STATED TASK:
Write each line out exactly, leaving none out.

▽

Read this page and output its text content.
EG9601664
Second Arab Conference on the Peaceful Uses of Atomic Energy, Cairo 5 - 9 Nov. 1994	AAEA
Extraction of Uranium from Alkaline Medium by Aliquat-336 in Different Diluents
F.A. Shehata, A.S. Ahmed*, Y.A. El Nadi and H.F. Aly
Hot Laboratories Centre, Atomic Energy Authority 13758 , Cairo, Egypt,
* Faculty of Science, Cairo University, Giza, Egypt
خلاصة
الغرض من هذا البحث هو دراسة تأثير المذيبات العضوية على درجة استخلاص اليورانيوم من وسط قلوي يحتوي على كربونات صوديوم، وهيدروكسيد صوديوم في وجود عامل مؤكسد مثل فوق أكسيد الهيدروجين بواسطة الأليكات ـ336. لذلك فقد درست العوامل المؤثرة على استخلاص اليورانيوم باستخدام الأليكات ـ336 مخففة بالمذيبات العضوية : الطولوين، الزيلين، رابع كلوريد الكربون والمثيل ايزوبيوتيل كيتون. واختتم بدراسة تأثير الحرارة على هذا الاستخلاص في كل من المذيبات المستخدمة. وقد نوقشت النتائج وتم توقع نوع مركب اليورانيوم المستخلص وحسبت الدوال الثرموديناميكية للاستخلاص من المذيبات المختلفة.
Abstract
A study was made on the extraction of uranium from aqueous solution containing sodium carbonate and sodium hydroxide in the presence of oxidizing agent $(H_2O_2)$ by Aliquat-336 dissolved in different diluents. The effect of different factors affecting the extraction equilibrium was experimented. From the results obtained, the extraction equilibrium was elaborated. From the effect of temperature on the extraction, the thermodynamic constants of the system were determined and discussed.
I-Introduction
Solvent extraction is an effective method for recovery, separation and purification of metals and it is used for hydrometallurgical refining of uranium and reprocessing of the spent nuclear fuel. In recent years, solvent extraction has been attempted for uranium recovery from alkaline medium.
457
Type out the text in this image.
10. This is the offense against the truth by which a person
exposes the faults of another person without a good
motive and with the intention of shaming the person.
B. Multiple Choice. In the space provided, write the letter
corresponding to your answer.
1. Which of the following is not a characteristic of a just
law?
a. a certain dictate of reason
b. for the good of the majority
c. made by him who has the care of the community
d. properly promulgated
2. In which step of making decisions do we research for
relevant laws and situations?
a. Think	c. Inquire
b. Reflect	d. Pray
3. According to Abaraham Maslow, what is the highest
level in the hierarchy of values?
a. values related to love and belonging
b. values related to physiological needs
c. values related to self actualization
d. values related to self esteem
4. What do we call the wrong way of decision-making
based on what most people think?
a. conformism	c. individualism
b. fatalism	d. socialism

△

SOLUTION:
Read this page and output its text content.
EG9601664
Second Arab Conference on the Peaceful Uses of Atomic Energy, Cairo 5 - 9 Nov. 1994	AAEA
Extraction of Uranium from Alkaline Medium by Aliquat-336 in Different Diluents
F.A. Shehata, A.S. Ahmed*, Y.A. El Nadi and H.F. Aly
Hot Laboratories Centre, Atomic Energy Authority 13758 , Cairo, Egypt,
* Faculty of Science, Cairo University, Giza, Egypt
خلاصة
الغرض من هذا البحث هو دراسة تأثير المذيبات العضوية على درجة استخلاص اليورانيوم من وسط قلوي يحتوي على كربونات صوديوم، وهيدروكسيد صوديوم في وجود عامل مؤكسد مثل فوق أكسيد الهيدروجين بواسطة الأليكات ـ336. لذلك فقد درست العوامل المؤثرة على استخلاص اليورانيوم باستخدام الأليكات ـ336 مخففة بالمذيبات العضوية : الطولوين، الزيلين، رابع كلوريد الكربون والمثيل ايزوبيوتيل كيتون. واختتم بدراسة تأثير الحرارة على هذا الاستخلاص في كل من المذيبات المستخدمة. وقد نوقشت النتائج وتم توقع نوع مركب اليورانيوم المستخلص وحسبت الدوال الثرموديناميكية للاستخلاص من المذيبات المختلفة.
Abstract
A study was made on the extraction of uranium from aqueous solution containing sodium carbonate and sodium hydroxide in the presence of oxidizing agent $(H_2O_2)$ by Aliquat-336 dissolved in different diluents. The effect of different factors affecting the extraction equilibrium was experimented. From the results obtained, the extraction equilibrium was elaborated. From the effect of temperature on the extraction, the thermodynamic constants of the system were determined and discussed.
I-Introduction
Solvent extraction is an effective method for recovery, separation and purification of metals and it is used for hydrometallurgical refining of uranium and reprocessing of the spent nuclear fuel. In recent years, solvent extraction has been attempted for uranium recovery from alkaline medium.
457
Type out the text in this image.
10. This is the offense against the truth by which a person
exposes the faults of another person without a good
motive and with the intention of shaming the person.
B. Multiple Choice. In the space provided, write the letter
corresponding to your answer.
1. Which of the following is not a characteristic of a just
law?
a. a certain dictate of reason
b. for the good of the majority
c. made by him who has the care of the community
d. properly promulgated
2. In which step of making decisions do we research for
relevant laws and situations?
a. Think	c. Inquire
b. Reflect	d. Pray
3. According to Abaraham Maslow, what is the highest
level in the hierarchy of values?
a. values related to love and belonging
b. values related to physiological needs
c. values related to self actualization
d. values related to self esteem
4. What do we call the wrong way of decision-making
based on what most people think?
a. conformism	c. individualism
b. fatalism	d. socialism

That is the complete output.